[Records from a dataset]
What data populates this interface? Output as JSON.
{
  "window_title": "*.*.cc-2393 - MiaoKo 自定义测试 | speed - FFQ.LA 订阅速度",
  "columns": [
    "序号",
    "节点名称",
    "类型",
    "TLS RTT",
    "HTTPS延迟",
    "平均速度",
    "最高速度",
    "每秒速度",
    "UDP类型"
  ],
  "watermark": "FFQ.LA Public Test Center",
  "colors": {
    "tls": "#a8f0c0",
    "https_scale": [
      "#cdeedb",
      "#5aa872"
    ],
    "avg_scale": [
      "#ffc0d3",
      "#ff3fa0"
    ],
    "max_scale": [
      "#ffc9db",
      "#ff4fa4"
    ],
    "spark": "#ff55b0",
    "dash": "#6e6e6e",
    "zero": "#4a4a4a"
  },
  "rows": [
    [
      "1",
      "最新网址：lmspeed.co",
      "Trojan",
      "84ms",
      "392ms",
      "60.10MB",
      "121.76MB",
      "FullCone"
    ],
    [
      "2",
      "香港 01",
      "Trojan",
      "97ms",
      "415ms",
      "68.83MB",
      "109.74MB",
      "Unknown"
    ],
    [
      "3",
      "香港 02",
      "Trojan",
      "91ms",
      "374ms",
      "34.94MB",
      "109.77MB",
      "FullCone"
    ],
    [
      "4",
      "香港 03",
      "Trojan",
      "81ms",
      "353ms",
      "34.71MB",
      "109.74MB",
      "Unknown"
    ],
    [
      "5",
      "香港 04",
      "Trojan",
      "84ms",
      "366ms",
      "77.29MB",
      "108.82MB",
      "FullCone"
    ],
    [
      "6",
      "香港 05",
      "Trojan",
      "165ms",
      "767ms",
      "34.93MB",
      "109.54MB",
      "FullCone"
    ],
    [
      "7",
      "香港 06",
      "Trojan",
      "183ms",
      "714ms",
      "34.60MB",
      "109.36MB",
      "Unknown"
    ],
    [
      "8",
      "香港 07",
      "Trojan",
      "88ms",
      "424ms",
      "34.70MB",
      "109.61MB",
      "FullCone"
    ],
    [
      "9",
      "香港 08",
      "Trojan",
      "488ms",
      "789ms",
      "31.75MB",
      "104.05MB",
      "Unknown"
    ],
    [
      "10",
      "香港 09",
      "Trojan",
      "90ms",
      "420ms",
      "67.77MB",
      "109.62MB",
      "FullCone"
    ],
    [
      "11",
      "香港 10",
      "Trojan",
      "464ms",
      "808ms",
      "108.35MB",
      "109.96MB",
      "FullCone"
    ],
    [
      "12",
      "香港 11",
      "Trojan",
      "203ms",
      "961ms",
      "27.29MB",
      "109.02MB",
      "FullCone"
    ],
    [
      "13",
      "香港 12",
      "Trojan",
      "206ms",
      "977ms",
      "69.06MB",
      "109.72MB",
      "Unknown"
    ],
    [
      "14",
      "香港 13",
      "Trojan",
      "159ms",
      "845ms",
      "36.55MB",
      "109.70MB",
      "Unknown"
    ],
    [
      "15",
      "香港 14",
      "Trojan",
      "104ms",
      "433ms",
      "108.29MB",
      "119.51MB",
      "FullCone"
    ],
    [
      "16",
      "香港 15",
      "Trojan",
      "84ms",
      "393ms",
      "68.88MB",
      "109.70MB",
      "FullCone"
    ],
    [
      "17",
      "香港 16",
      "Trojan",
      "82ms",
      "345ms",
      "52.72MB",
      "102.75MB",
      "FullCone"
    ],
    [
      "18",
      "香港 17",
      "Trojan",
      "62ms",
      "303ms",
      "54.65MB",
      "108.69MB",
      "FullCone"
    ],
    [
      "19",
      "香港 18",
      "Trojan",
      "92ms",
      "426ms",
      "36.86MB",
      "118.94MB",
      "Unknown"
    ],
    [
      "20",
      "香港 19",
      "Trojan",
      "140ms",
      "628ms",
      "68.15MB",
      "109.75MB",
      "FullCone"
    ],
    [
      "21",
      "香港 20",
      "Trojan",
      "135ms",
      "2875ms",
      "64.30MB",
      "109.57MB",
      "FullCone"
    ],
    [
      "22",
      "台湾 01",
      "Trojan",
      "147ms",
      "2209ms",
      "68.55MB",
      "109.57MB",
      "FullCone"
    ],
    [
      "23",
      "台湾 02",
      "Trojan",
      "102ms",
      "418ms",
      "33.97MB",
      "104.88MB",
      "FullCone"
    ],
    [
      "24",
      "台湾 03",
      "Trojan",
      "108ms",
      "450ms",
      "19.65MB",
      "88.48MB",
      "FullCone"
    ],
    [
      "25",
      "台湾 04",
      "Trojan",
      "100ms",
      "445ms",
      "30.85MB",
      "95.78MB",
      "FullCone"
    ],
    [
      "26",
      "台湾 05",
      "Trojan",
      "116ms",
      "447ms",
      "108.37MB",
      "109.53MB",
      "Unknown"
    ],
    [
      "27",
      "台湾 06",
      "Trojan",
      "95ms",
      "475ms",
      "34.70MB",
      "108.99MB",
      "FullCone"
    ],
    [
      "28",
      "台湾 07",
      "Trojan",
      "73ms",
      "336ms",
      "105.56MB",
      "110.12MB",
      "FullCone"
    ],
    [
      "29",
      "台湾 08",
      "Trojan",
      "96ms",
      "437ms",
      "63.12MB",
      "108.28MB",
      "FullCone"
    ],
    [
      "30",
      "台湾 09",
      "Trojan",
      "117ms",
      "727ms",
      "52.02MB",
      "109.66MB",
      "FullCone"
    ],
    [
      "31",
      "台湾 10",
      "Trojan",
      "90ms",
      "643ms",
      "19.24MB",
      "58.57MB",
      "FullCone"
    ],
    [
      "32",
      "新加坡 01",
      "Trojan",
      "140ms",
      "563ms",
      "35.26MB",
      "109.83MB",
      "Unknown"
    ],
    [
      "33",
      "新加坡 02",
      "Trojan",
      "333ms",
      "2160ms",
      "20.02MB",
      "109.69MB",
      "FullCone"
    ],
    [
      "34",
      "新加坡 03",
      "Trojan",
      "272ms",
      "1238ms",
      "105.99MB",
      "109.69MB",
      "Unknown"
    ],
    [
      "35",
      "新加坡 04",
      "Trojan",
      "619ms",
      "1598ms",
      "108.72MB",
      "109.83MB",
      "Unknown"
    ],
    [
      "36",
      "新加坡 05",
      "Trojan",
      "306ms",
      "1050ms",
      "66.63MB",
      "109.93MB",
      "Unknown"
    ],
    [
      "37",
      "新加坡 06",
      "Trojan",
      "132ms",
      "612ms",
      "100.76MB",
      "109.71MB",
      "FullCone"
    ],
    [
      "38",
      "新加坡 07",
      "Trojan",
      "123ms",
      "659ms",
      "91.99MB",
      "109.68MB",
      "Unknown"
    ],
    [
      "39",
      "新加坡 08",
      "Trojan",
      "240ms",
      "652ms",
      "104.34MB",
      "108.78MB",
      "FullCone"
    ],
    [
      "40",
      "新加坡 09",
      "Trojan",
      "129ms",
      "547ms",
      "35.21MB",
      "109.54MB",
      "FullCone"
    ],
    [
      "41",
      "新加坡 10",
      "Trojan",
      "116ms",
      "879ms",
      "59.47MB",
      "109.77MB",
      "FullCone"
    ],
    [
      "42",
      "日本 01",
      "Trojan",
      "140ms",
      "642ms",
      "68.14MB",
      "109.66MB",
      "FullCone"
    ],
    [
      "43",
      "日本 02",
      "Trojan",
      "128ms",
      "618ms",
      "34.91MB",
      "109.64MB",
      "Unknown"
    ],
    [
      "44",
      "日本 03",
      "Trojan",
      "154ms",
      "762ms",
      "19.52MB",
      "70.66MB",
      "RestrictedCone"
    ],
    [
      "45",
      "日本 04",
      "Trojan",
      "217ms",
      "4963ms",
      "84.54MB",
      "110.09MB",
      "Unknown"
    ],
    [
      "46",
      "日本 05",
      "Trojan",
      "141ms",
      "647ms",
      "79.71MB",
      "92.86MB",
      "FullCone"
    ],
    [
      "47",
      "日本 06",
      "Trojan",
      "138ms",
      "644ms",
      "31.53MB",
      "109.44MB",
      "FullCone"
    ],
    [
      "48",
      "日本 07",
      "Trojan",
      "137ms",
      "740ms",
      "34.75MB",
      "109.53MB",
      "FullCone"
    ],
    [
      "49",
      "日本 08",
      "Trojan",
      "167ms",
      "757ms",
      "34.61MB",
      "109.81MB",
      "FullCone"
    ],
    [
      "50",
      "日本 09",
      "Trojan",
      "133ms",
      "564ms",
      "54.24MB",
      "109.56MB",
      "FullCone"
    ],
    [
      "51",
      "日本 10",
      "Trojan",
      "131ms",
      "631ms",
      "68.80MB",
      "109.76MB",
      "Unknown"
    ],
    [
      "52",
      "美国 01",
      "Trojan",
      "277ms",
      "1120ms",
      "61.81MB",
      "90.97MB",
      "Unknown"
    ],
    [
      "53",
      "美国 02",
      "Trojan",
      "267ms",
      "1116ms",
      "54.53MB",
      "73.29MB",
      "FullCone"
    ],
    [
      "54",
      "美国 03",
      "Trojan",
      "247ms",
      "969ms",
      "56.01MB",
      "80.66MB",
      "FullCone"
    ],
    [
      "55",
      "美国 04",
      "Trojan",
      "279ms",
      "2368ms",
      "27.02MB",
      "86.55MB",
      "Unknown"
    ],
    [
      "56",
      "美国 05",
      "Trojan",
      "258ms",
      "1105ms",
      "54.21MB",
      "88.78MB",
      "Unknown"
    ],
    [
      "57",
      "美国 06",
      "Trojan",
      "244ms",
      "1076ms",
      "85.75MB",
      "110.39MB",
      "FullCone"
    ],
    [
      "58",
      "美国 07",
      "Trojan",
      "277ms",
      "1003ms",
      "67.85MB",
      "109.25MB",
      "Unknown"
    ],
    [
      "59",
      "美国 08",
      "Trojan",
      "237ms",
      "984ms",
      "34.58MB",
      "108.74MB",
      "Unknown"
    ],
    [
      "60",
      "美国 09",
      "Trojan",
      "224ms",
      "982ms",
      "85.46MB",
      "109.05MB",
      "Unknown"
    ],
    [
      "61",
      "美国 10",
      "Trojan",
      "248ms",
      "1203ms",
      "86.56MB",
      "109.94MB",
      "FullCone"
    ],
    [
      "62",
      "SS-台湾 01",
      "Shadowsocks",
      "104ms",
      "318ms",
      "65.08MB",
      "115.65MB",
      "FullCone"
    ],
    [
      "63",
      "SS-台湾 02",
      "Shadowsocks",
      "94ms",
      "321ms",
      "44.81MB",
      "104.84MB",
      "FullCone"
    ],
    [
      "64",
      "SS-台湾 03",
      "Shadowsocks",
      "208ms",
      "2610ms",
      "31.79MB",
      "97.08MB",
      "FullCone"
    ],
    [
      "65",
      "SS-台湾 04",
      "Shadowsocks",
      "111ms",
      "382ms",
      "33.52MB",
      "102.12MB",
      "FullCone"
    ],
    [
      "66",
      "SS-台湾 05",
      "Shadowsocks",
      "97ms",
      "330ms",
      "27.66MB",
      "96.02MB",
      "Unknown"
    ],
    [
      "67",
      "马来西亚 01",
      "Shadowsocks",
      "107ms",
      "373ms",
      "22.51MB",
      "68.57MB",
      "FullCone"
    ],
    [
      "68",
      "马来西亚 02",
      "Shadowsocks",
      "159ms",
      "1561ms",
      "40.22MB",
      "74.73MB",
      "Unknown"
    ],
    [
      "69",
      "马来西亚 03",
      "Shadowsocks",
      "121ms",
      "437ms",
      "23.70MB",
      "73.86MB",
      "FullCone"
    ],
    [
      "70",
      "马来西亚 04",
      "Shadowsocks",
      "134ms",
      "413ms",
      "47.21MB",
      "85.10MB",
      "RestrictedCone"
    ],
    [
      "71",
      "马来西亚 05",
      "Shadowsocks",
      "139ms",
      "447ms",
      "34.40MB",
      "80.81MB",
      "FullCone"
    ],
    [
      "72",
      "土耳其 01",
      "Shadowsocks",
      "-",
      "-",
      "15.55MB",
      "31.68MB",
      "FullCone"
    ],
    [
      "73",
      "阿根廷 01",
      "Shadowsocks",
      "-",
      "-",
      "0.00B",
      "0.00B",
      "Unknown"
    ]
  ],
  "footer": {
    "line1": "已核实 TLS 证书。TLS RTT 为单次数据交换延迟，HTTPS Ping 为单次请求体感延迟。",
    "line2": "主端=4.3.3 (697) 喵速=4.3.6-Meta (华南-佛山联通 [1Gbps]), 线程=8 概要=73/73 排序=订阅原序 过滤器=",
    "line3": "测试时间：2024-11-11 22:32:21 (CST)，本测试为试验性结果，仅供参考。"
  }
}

• [AIM OF THE TASK]: Find every line above that contains the word "马来西亚", and return each one.

• [EXERCISE ANSWER]:
      "马来西亚 01",
      "马来西亚 02",
      "马来西亚 03",
      "马来西亚 04",
      "马来西亚 05",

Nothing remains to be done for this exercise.